In the entries below, count every line containing "start". Reply with the number alone.

◆ ◆ ◆ ◆ ◆

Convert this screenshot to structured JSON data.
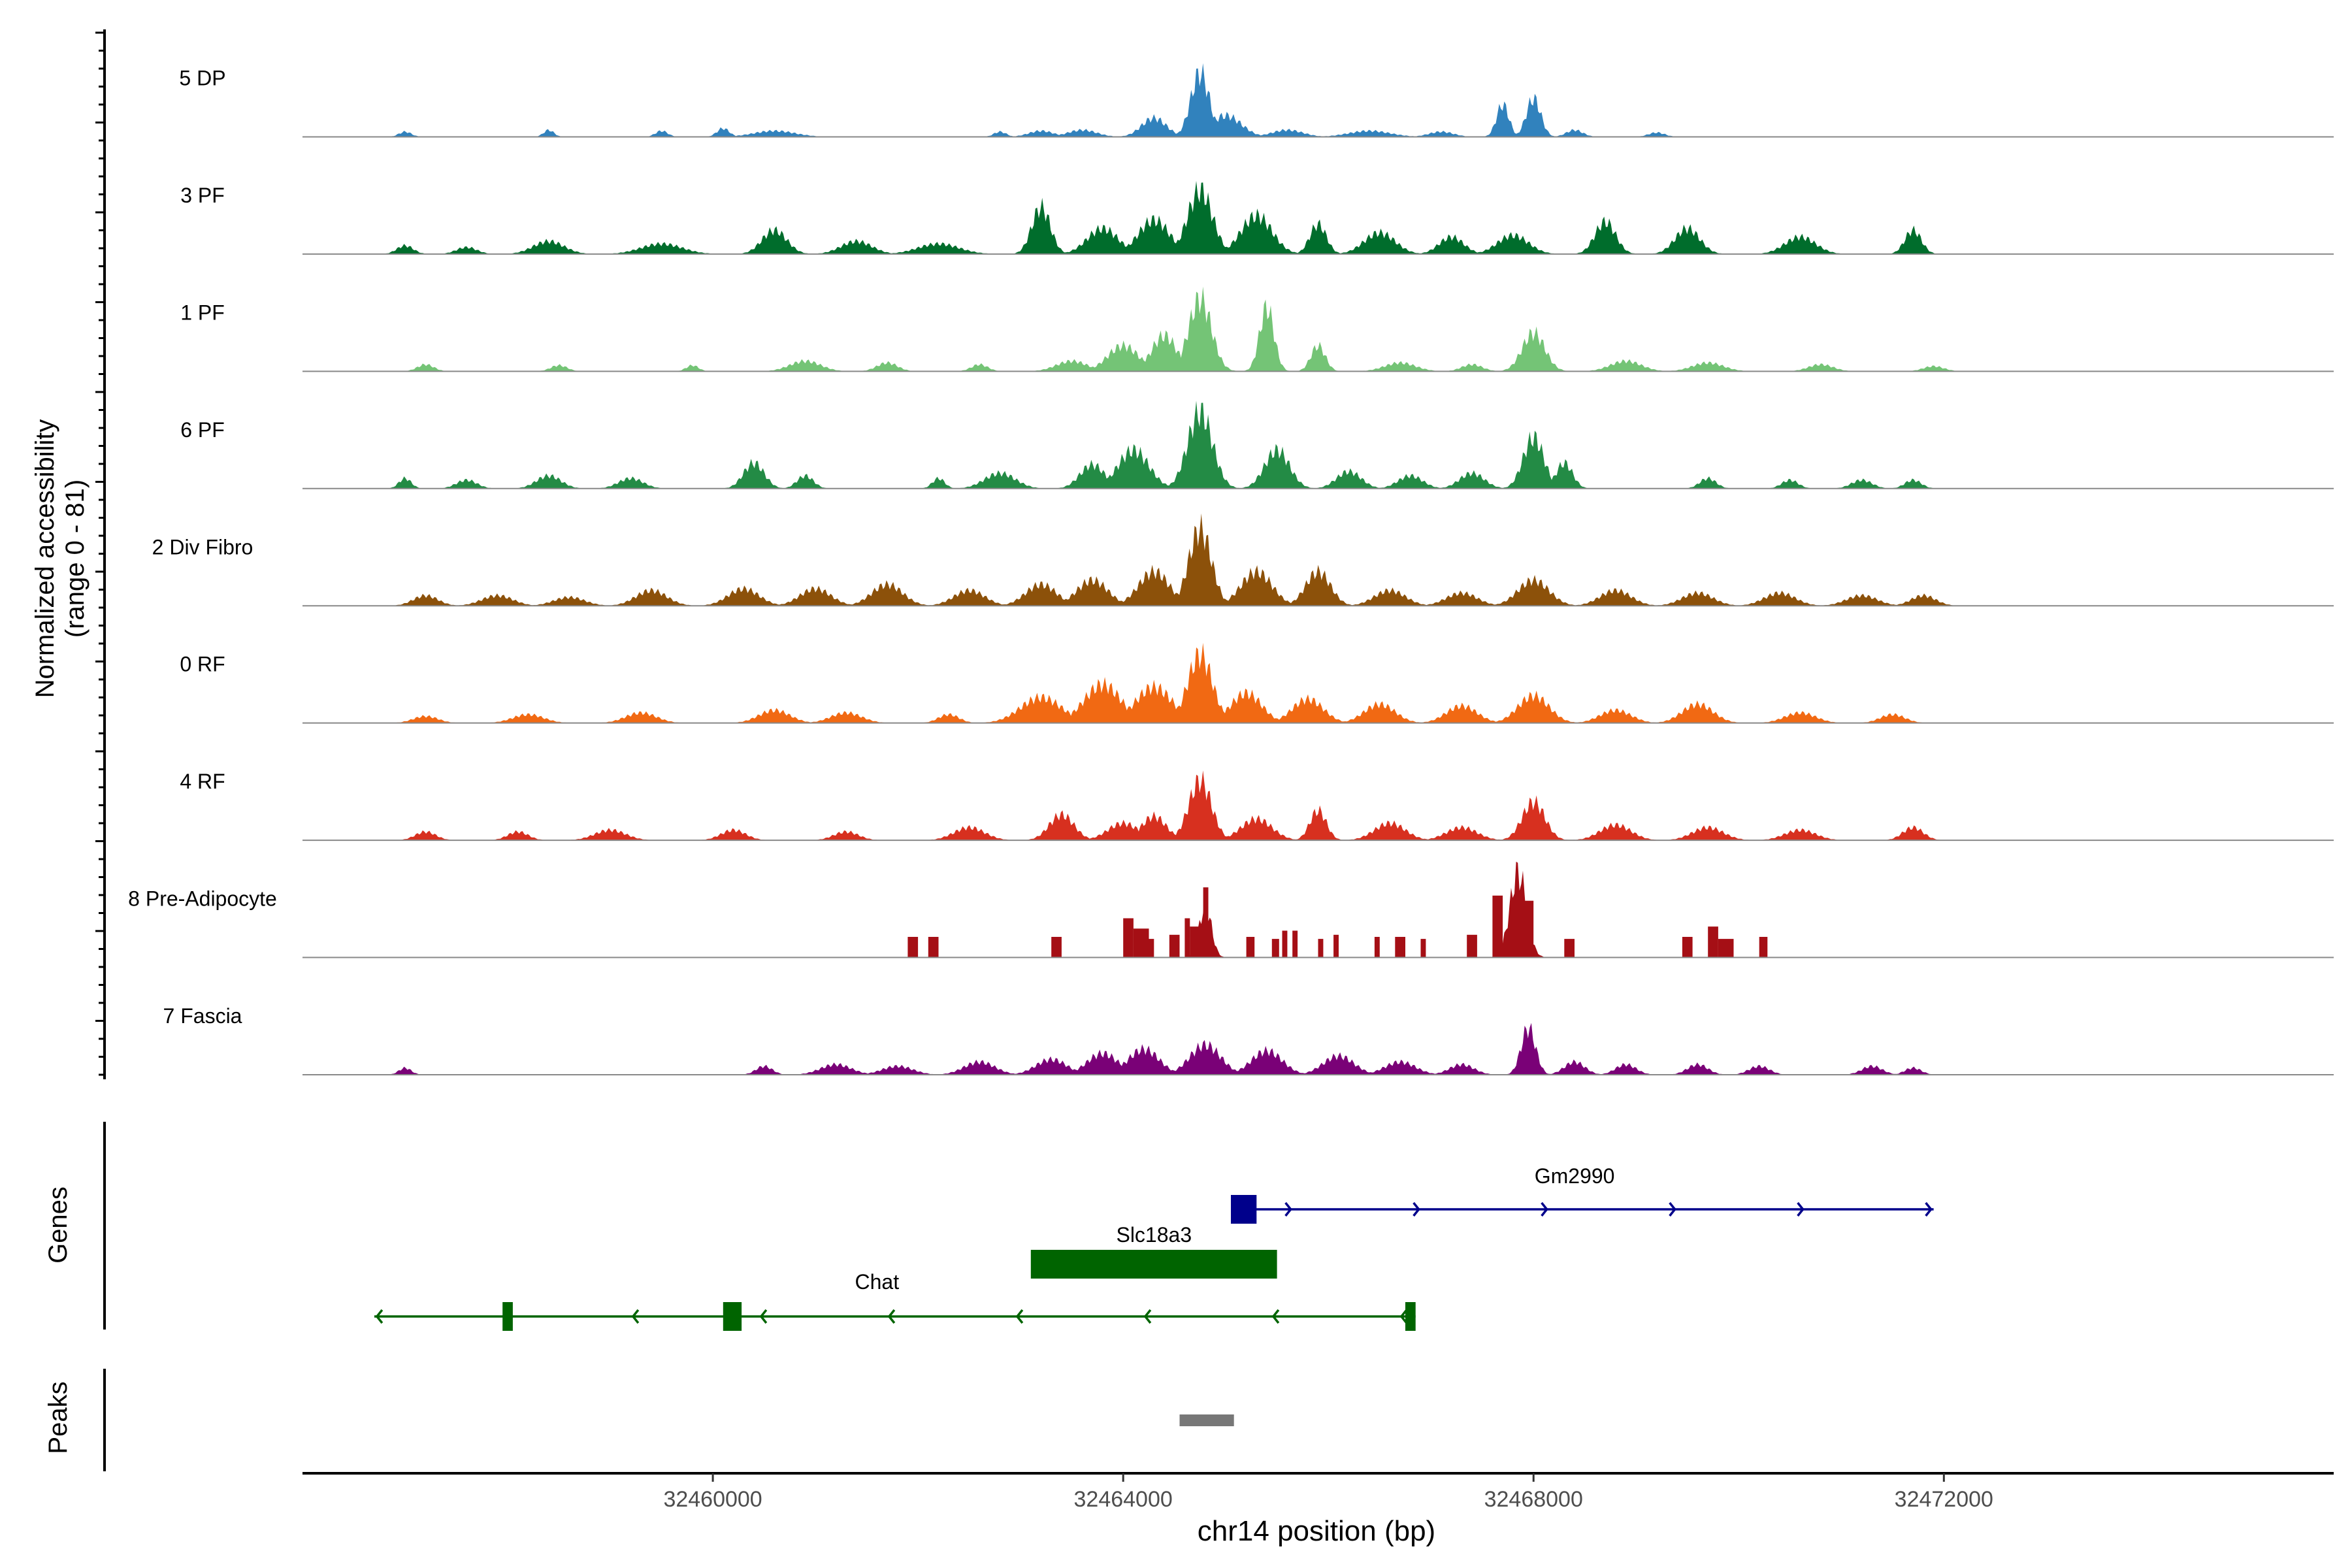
{
  "chart_data": {
    "type": "area",
    "xlabel": "chr14 position (bp)",
    "xlim": [
      32456000,
      32475800
    ],
    "x_ticks": [
      "32460000",
      "32464000",
      "32468000",
      "32472000"
    ],
    "x_tick_values": [
      32460000,
      32464000,
      32468000,
      32472000
    ],
    "coverage": {
      "ylabel_line1": "Normalized accessibility",
      "ylabel_line2": "(range 0 - 81)",
      "series": [
        {
          "name": "5 DP",
          "color": "#3182BD",
          "peaks": [
            [
              32457000,
              0.06,
              60
            ],
            [
              32458400,
              0.08,
              50
            ],
            [
              32459500,
              0.07,
              60
            ],
            [
              32460100,
              0.1,
              60
            ],
            [
              32460600,
              0.07,
              200
            ],
            [
              32462800,
              0.06,
              60
            ],
            [
              32463200,
              0.07,
              120
            ],
            [
              32463600,
              0.08,
              140
            ],
            [
              32464300,
              0.22,
              120
            ],
            [
              32464750,
              0.75,
              90
            ],
            [
              32465000,
              0.25,
              150
            ],
            [
              32465600,
              0.08,
              150
            ],
            [
              32466400,
              0.07,
              200
            ],
            [
              32467100,
              0.06,
              120
            ],
            [
              32467700,
              0.38,
              60
            ],
            [
              32468000,
              0.45,
              70
            ],
            [
              32468400,
              0.08,
              80
            ],
            [
              32469200,
              0.05,
              80
            ]
          ]
        },
        {
          "name": "3 PF",
          "color": "#006D2C",
          "peaks": [
            [
              32457000,
              0.1,
              80
            ],
            [
              32457600,
              0.08,
              100
            ],
            [
              32458400,
              0.15,
              150
            ],
            [
              32459500,
              0.12,
              200
            ],
            [
              32460600,
              0.28,
              120
            ],
            [
              32461400,
              0.15,
              150
            ],
            [
              32462200,
              0.12,
              200
            ],
            [
              32463200,
              0.55,
              90
            ],
            [
              32463800,
              0.3,
              150
            ],
            [
              32464300,
              0.4,
              150
            ],
            [
              32464750,
              0.75,
              120
            ],
            [
              32465300,
              0.45,
              150
            ],
            [
              32465900,
              0.35,
              80
            ],
            [
              32466500,
              0.25,
              150
            ],
            [
              32467200,
              0.2,
              120
            ],
            [
              32467800,
              0.22,
              150
            ],
            [
              32468700,
              0.38,
              100
            ],
            [
              32469500,
              0.3,
              120
            ],
            [
              32470600,
              0.2,
              150
            ],
            [
              32471700,
              0.28,
              80
            ]
          ]
        },
        {
          "name": "1 PF",
          "color": "#74C476",
          "peaks": [
            [
              32457200,
              0.08,
              80
            ],
            [
              32458500,
              0.07,
              80
            ],
            [
              32459800,
              0.07,
              60
            ],
            [
              32460900,
              0.12,
              150
            ],
            [
              32461700,
              0.1,
              100
            ],
            [
              32462600,
              0.08,
              80
            ],
            [
              32463500,
              0.12,
              150
            ],
            [
              32464000,
              0.3,
              150
            ],
            [
              32464400,
              0.42,
              120
            ],
            [
              32464750,
              0.85,
              110
            ],
            [
              32465400,
              0.75,
              70
            ],
            [
              32465900,
              0.3,
              70
            ],
            [
              32466700,
              0.1,
              150
            ],
            [
              32467400,
              0.08,
              100
            ],
            [
              32468000,
              0.45,
              110
            ],
            [
              32468900,
              0.12,
              150
            ],
            [
              32469700,
              0.1,
              150
            ],
            [
              32470800,
              0.08,
              120
            ],
            [
              32471900,
              0.06,
              100
            ]
          ]
        },
        {
          "name": "6 PF",
          "color": "#238B45",
          "peaks": [
            [
              32457000,
              0.12,
              60
            ],
            [
              32457600,
              0.1,
              100
            ],
            [
              32458400,
              0.15,
              120
            ],
            [
              32459200,
              0.12,
              120
            ],
            [
              32460400,
              0.3,
              100
            ],
            [
              32460900,
              0.15,
              80
            ],
            [
              32462200,
              0.12,
              60
            ],
            [
              32462800,
              0.18,
              150
            ],
            [
              32463700,
              0.28,
              120
            ],
            [
              32464100,
              0.45,
              150
            ],
            [
              32464750,
              0.9,
              120
            ],
            [
              32465500,
              0.45,
              120
            ],
            [
              32466200,
              0.2,
              120
            ],
            [
              32466800,
              0.15,
              120
            ],
            [
              32467400,
              0.18,
              120
            ],
            [
              32468000,
              0.6,
              100
            ],
            [
              32468300,
              0.3,
              80
            ],
            [
              32469700,
              0.12,
              80
            ],
            [
              32470500,
              0.1,
              80
            ],
            [
              32471200,
              0.1,
              100
            ],
            [
              32471700,
              0.1,
              80
            ]
          ]
        },
        {
          "name": "2 Div Fibro",
          "color": "#8C510A",
          "peaks": [
            [
              32457200,
              0.12,
              120
            ],
            [
              32457900,
              0.12,
              150
            ],
            [
              32458600,
              0.1,
              150
            ],
            [
              32459400,
              0.18,
              150
            ],
            [
              32460300,
              0.2,
              150
            ],
            [
              32461000,
              0.2,
              150
            ],
            [
              32461700,
              0.25,
              150
            ],
            [
              32462500,
              0.18,
              150
            ],
            [
              32463200,
              0.25,
              150
            ],
            [
              32463700,
              0.3,
              150
            ],
            [
              32464300,
              0.4,
              150
            ],
            [
              32464750,
              0.9,
              110
            ],
            [
              32465300,
              0.4,
              150
            ],
            [
              32465900,
              0.4,
              120
            ],
            [
              32466600,
              0.18,
              150
            ],
            [
              32467300,
              0.15,
              150
            ],
            [
              32468000,
              0.3,
              150
            ],
            [
              32468800,
              0.18,
              150
            ],
            [
              32469600,
              0.15,
              150
            ],
            [
              32470400,
              0.15,
              150
            ],
            [
              32471200,
              0.12,
              150
            ],
            [
              32471800,
              0.12,
              120
            ]
          ]
        },
        {
          "name": "0 RF",
          "color": "#F16913",
          "peaks": [
            [
              32457200,
              0.08,
              120
            ],
            [
              32458200,
              0.1,
              150
            ],
            [
              32459300,
              0.12,
              150
            ],
            [
              32460600,
              0.15,
              150
            ],
            [
              32461300,
              0.12,
              150
            ],
            [
              32462300,
              0.1,
              100
            ],
            [
              32463200,
              0.3,
              200
            ],
            [
              32463800,
              0.45,
              180
            ],
            [
              32464300,
              0.42,
              180
            ],
            [
              32464750,
              0.8,
              120
            ],
            [
              32465200,
              0.35,
              150
            ],
            [
              32465800,
              0.28,
              150
            ],
            [
              32466500,
              0.22,
              150
            ],
            [
              32467300,
              0.2,
              150
            ],
            [
              32468000,
              0.32,
              150
            ],
            [
              32468800,
              0.15,
              150
            ],
            [
              32469600,
              0.22,
              150
            ],
            [
              32470600,
              0.12,
              150
            ],
            [
              32471500,
              0.1,
              120
            ]
          ]
        },
        {
          "name": "4 RF",
          "color": "#D7301F",
          "peaks": [
            [
              32457200,
              0.1,
              100
            ],
            [
              32458100,
              0.1,
              100
            ],
            [
              32459000,
              0.12,
              150
            ],
            [
              32460200,
              0.12,
              120
            ],
            [
              32461300,
              0.1,
              120
            ],
            [
              32462500,
              0.15,
              150
            ],
            [
              32463400,
              0.3,
              120
            ],
            [
              32464000,
              0.2,
              150
            ],
            [
              32464300,
              0.28,
              120
            ],
            [
              32464750,
              0.7,
              110
            ],
            [
              32465300,
              0.25,
              150
            ],
            [
              32465900,
              0.35,
              80
            ],
            [
              32466600,
              0.2,
              150
            ],
            [
              32467300,
              0.15,
              150
            ],
            [
              32468000,
              0.45,
              110
            ],
            [
              32468800,
              0.18,
              150
            ],
            [
              32469700,
              0.15,
              150
            ],
            [
              32470600,
              0.12,
              150
            ],
            [
              32471700,
              0.15,
              100
            ]
          ]
        },
        {
          "name": "8 Pre-Adipocyte",
          "color": "#A50F15",
          "blocks": [
            [
              32461900,
              32462000,
              0.2
            ],
            [
              32462100,
              32462200,
              0.2
            ],
            [
              32463300,
              32463400,
              0.2
            ],
            [
              32464000,
              32464100,
              0.38
            ],
            [
              32464100,
              32464250,
              0.28
            ],
            [
              32464250,
              32464300,
              0.18
            ],
            [
              32464450,
              32464550,
              0.22
            ],
            [
              32464600,
              32464650,
              0.38
            ],
            [
              32464650,
              32464780,
              0.3
            ],
            [
              32464780,
              32464830,
              0.68
            ],
            [
              32465200,
              32465280,
              0.2
            ],
            [
              32465450,
              32465520,
              0.18
            ],
            [
              32465550,
              32465600,
              0.26
            ],
            [
              32465650,
              32465700,
              0.26
            ],
            [
              32465900,
              32465950,
              0.18
            ],
            [
              32466050,
              32466100,
              0.22
            ],
            [
              32466450,
              32466500,
              0.2
            ],
            [
              32466650,
              32466750,
              0.2
            ],
            [
              32466900,
              32466950,
              0.18
            ],
            [
              32467350,
              32467450,
              0.22
            ],
            [
              32467600,
              32467700,
              0.6
            ],
            [
              32467900,
              32468000,
              0.55
            ],
            [
              32468300,
              32468400,
              0.18
            ],
            [
              32469450,
              32469550,
              0.2
            ],
            [
              32469700,
              32469800,
              0.3
            ],
            [
              32469800,
              32469950,
              0.18
            ],
            [
              32470200,
              32470280,
              0.2
            ]
          ],
          "peaks": [
            [
              32464800,
              0.6,
              60
            ],
            [
              32467850,
              1.0,
              80
            ]
          ]
        },
        {
          "name": "7 Fascia",
          "color": "#7A0177",
          "peaks": [
            [
              32457000,
              0.08,
              60
            ],
            [
              32460500,
              0.1,
              80
            ],
            [
              32461200,
              0.12,
              150
            ],
            [
              32461800,
              0.1,
              150
            ],
            [
              32462600,
              0.15,
              150
            ],
            [
              32463300,
              0.18,
              150
            ],
            [
              32463800,
              0.25,
              150
            ],
            [
              32464200,
              0.3,
              150
            ],
            [
              32464800,
              0.35,
              150
            ],
            [
              32465400,
              0.28,
              150
            ],
            [
              32466100,
              0.22,
              150
            ],
            [
              32466700,
              0.15,
              150
            ],
            [
              32467300,
              0.12,
              120
            ],
            [
              32467950,
              0.55,
              70
            ],
            [
              32468400,
              0.15,
              100
            ],
            [
              32468900,
              0.12,
              100
            ],
            [
              32469600,
              0.12,
              100
            ],
            [
              32470200,
              0.1,
              100
            ],
            [
              32471300,
              0.1,
              100
            ],
            [
              32471700,
              0.08,
              80
            ]
          ]
        }
      ]
    },
    "genes": {
      "ylabel": "Genes",
      "items": [
        {
          "name": "Gm2990",
          "color": "#00008B",
          "strand": "+",
          "start": 32465050,
          "end": 32471900,
          "exons": [
            [
              32465050,
              32465300
            ]
          ],
          "row": 0
        },
        {
          "name": "Slc18a3",
          "color": "#006400",
          "strand": "+",
          "start": 32463100,
          "end": 32465500,
          "exons": [
            [
              32463100,
              32465500
            ]
          ],
          "row": 1
        },
        {
          "name": "Chat",
          "color": "#006400",
          "strand": "-",
          "start": 32456700,
          "end": 32466850,
          "exons": [
            [
              32457950,
              32458050
            ],
            [
              32460100,
              32460280
            ],
            [
              32466750,
              32466850
            ]
          ],
          "row": 2
        }
      ]
    },
    "peaks_track": {
      "ylabel": "Peaks",
      "color": "#777777",
      "ranges": [
        [
          32464550,
          32465080
        ]
      ]
    }
  }
}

◆ ◆ ◆ ◆ ◆

§ **RESULT FOR THIS EXERCISE**:
3